## What you are asked to do
Reproduce the entries below in full, word for word.
—————
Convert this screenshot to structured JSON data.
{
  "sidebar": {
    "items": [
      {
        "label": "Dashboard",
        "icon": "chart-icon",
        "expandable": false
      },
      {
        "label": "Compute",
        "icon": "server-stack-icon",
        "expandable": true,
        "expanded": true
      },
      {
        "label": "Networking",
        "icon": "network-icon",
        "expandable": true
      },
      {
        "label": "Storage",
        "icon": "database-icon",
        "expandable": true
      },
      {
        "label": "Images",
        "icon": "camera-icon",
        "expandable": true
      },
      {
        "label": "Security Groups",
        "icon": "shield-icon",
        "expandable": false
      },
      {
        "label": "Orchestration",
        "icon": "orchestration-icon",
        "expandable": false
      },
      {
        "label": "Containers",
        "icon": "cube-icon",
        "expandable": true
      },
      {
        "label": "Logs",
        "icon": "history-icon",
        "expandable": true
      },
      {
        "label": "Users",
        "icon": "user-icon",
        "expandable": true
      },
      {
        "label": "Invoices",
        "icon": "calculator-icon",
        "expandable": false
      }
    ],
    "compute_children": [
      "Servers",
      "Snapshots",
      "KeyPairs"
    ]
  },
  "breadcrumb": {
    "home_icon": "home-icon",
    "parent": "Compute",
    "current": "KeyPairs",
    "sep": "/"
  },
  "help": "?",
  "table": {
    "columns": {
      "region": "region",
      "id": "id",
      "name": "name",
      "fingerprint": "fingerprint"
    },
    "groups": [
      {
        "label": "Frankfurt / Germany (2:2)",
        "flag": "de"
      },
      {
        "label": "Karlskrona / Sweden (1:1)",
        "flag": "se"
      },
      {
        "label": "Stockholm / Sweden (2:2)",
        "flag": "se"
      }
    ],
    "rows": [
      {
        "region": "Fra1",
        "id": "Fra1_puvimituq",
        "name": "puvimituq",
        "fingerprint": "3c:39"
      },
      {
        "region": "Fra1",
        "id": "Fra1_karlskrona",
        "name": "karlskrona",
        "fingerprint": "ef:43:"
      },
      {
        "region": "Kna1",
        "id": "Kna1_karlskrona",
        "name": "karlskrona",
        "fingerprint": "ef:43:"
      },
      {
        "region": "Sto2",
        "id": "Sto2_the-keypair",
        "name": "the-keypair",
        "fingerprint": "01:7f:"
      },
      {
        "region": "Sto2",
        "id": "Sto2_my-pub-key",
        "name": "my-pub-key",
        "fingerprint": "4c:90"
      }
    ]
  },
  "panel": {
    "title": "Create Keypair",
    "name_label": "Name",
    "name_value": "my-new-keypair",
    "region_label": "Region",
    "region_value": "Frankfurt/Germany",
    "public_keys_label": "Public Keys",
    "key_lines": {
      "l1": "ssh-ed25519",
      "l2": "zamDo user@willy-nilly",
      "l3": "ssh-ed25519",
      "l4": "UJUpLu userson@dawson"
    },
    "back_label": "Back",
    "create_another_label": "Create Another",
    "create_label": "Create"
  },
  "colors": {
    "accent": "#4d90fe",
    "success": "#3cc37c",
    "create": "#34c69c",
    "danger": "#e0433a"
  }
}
—————
## Result below
Convert this screenshot to structured JSON data.
{
  "sidebar": {
    "items": [
      {
        "label": "Dashboard",
        "icon": "chart-icon",
        "expandable": false
      },
      {
        "label": "Compute",
        "icon": "server-stack-icon",
        "expandable": true,
        "expanded": true
      },
      {
        "label": "Networking",
        "icon": "network-icon",
        "expandable": true
      },
      {
        "label": "Storage",
        "icon": "database-icon",
        "expandable": true
      },
      {
        "label": "Images",
        "icon": "camera-icon",
        "expandable": true
      },
      {
        "label": "Security Groups",
        "icon": "shield-icon",
        "expandable": false
      },
      {
        "label": "Orchestration",
        "icon": "orchestration-icon",
        "expandable": false
      },
      {
        "label": "Containers",
        "icon": "cube-icon",
        "expandable": true
      },
      {
        "label": "Logs",
        "icon": "history-icon",
        "expandable": true
      },
      {
        "label": "Users",
        "icon": "user-icon",
        "expandable": true
      },
      {
        "label": "Invoices",
        "icon": "calculator-icon",
        "expandable": false
      }
    ],
    "compute_children": [
      "Servers",
      "Snapshots",
      "KeyPairs"
    ]
  },
  "breadcrumb": {
    "home_icon": "home-icon",
    "parent": "Compute",
    "current": "KeyPairs",
    "sep": "/"
  },
  "help": "?",
  "table": {
    "columns": {
      "region": "region",
      "id": "id",
      "name": "name",
      "fingerprint": "fingerprint"
    },
    "groups": [
      {
        "label": "Frankfurt / Germany (2:2)",
        "flag": "de"
      },
      {
        "label": "Karlskrona / Sweden (1:1)",
        "flag": "se"
      },
      {
        "label": "Stockholm / Sweden (2:2)",
        "flag": "se"
      }
    ],
    "rows": [
      {
        "region": "Fra1",
        "id": "Fra1_puvimituq",
        "name": "puvimituq",
        "fingerprint": "3c:39"
      },
      {
        "region": "Fra1",
        "id": "Fra1_karlskrona",
        "name": "karlskrona",
        "fingerprint": "ef:43:"
      },
      {
        "region": "Kna1",
        "id": "Kna1_karlskrona",
        "name": "karlskrona",
        "fingerprint": "ef:43:"
      },
      {
        "region": "Sto2",
        "id": "Sto2_the-keypair",
        "name": "the-keypair",
        "fingerprint": "01:7f:"
      },
      {
        "region": "Sto2",
        "id": "Sto2_my-pub-key",
        "name": "my-pub-key",
        "fingerprint": "4c:90"
      }
    ]
  },
  "panel": {
    "title": "Create Keypair",
    "name_label": "Name",
    "name_value": "my-new-keypair",
    "region_label": "Region",
    "region_value": "Frankfurt/Germany",
    "public_keys_label": "Public Keys",
    "key_lines": {
      "l1": "ssh-ed25519",
      "l2": "zamDo user@willy-nilly",
      "l3": "ssh-ed25519",
      "l4": "UJUpLu userson@dawson"
    },
    "back_label": "Back",
    "create_another_label": "Create Another",
    "create_label": "Create"
  },
  "colors": {
    "accent": "#4d90fe",
    "success": "#3cc37c",
    "create": "#34c69c",
    "danger": "#e0433a"
  }
}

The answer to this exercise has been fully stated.